• [Job]
Pull every line with the word "text" out of the entries below.

*****

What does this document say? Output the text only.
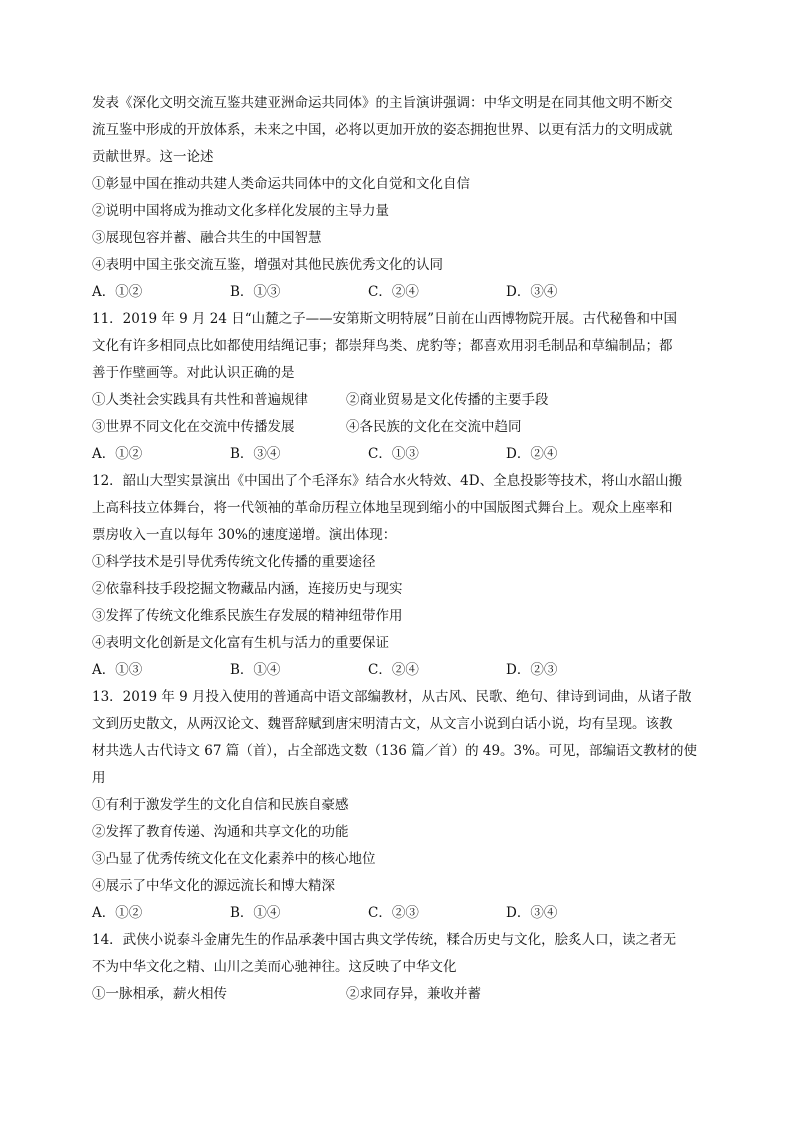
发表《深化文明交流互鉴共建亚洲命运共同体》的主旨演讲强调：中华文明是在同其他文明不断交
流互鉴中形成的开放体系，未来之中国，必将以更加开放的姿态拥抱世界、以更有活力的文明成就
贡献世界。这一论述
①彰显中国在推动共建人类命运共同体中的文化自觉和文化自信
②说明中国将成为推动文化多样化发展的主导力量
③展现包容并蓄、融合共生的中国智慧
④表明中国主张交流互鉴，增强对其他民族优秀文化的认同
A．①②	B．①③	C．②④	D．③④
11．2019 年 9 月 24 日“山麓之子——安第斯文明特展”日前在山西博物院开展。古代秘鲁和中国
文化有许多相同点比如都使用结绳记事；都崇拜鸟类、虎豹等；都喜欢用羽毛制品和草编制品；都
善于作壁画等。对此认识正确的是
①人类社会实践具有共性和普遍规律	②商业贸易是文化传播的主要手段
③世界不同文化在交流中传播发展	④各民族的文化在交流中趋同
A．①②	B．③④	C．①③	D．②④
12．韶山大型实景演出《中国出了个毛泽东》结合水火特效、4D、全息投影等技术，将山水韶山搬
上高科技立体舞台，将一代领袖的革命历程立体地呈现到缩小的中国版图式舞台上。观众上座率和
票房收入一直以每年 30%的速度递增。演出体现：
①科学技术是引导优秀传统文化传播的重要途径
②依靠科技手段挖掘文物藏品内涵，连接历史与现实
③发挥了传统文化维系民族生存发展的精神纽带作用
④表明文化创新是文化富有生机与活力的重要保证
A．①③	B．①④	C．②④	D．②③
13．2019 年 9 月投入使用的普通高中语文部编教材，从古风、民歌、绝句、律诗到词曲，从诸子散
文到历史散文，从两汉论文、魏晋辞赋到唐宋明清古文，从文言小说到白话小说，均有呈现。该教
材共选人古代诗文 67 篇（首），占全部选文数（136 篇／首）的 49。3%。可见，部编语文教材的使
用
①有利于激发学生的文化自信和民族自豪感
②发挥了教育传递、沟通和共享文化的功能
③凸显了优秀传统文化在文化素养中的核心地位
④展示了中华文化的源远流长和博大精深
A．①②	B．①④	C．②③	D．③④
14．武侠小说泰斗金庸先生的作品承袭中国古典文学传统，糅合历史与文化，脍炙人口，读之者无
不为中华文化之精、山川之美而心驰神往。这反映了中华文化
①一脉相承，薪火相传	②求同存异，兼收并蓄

*****

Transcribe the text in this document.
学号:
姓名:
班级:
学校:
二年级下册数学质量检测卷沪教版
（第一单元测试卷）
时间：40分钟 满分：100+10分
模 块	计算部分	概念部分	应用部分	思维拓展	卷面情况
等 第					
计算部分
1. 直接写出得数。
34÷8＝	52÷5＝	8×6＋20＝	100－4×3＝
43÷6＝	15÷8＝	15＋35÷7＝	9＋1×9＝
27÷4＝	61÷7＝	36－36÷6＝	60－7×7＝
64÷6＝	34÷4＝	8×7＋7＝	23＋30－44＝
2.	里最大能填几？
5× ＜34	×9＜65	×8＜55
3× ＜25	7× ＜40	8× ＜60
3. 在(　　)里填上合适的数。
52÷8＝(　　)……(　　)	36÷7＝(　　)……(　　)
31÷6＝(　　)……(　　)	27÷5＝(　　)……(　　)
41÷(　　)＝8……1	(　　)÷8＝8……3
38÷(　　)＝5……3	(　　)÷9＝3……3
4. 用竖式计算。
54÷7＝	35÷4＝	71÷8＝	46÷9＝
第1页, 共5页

*****

• [Solved problem]
What does this document say? Output the text only.
Transcribe the text in this document.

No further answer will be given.